EXERCISE INSTRUCTIONS –
Go through the material below and copy each line where the word "SCIENCES" appears.

☆ ☆ ☆ ☆ ☆ ☆ ☆

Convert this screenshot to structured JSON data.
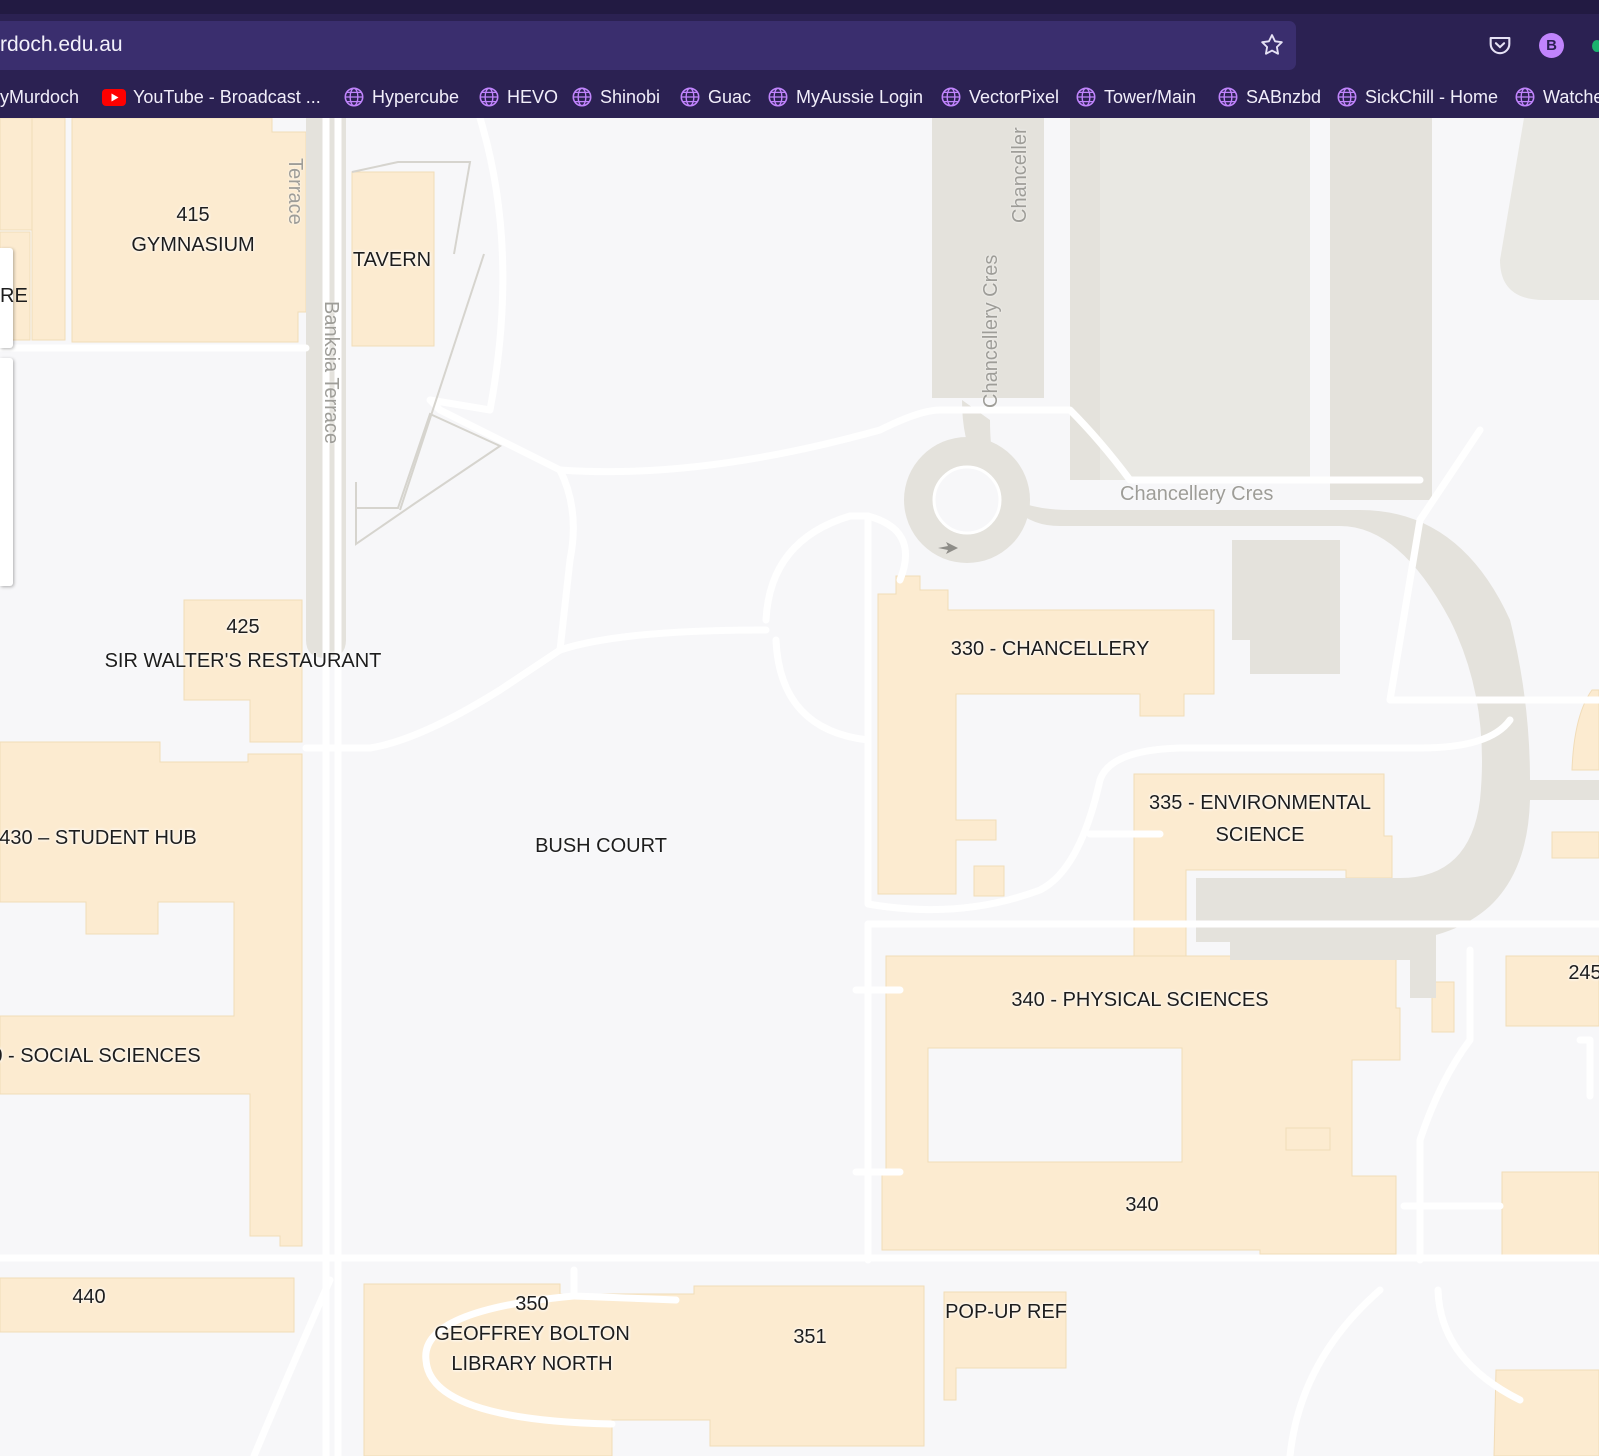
{
  "browser": {
    "url": "rdoch.edu.au",
    "profile_initial": "B",
    "colors": {
      "frame": "#2b2152",
      "urlbar": "#3a2e6e",
      "accent": "#c084fc"
    },
    "bookmarks": [
      {
        "label": "yMurdoch",
        "icon": "none"
      },
      {
        "label": "YouTube - Broadcast ...",
        "icon": "youtube-icon"
      },
      {
        "label": "Hypercube",
        "icon": "globe-icon"
      },
      {
        "label": "HEVO",
        "icon": "globe-icon"
      },
      {
        "label": "Shinobi",
        "icon": "globe-icon"
      },
      {
        "label": "Guac",
        "icon": "globe-icon"
      },
      {
        "label": "MyAussie Login",
        "icon": "globe-icon"
      },
      {
        "label": "VectorPixel",
        "icon": "globe-icon"
      },
      {
        "label": "Tower/Main",
        "icon": "globe-icon"
      },
      {
        "label": "SABnzbd",
        "icon": "globe-icon"
      },
      {
        "label": "SickChill - Home",
        "icon": "globe-icon"
      },
      {
        "label": "Watche",
        "icon": "globe-icon"
      }
    ]
  },
  "map": {
    "colors": {
      "background": "#f7f7f9",
      "building": "#fcebd0",
      "road": "#e4e2dc",
      "path": "#ffffff"
    },
    "panel_fragment": "RE",
    "buildings": [
      {
        "line1": "415",
        "line2": "GYMNASIUM"
      },
      {
        "line1": "TAVERN"
      },
      {
        "line1": "425",
        "line2": "SIR WALTER'S RESTAURANT"
      },
      {
        "line1": "430 – STUDENT HUB"
      },
      {
        "line1": "BUSH COURT"
      },
      {
        "line1": "0 - SOCIAL SCIENCES"
      },
      {
        "line1": "330 - CHANCELLERY"
      },
      {
        "line1": "335 - ENVIRONMENTAL",
        "line2": "SCIENCE"
      },
      {
        "line1": "340 - PHYSICAL SCIENCES"
      },
      {
        "line1": "340"
      },
      {
        "line1": "245"
      },
      {
        "line1": "440"
      },
      {
        "line1": "350",
        "line2": "GEOFFREY BOLTON",
        "line3": "LIBRARY NORTH"
      },
      {
        "line1": "351"
      },
      {
        "line1": "POP-UP REF"
      }
    ],
    "streets": [
      {
        "name": "Terrace"
      },
      {
        "name": "Banksia Terrace"
      },
      {
        "name": "Chancellery Cres"
      },
      {
        "name": "Chanceller"
      },
      {
        "name": "Chancellery Cres"
      },
      {
        "name": "Chancellery Cres"
      }
    ]
  }
}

☆ ☆ ☆ ☆ ☆ ☆ ☆

OUTPUT FOR THIS EXERCISE –
        "line1": "0 - SOCIAL SCIENCES"
        "line1": "340 - PHYSICAL SCIENCES"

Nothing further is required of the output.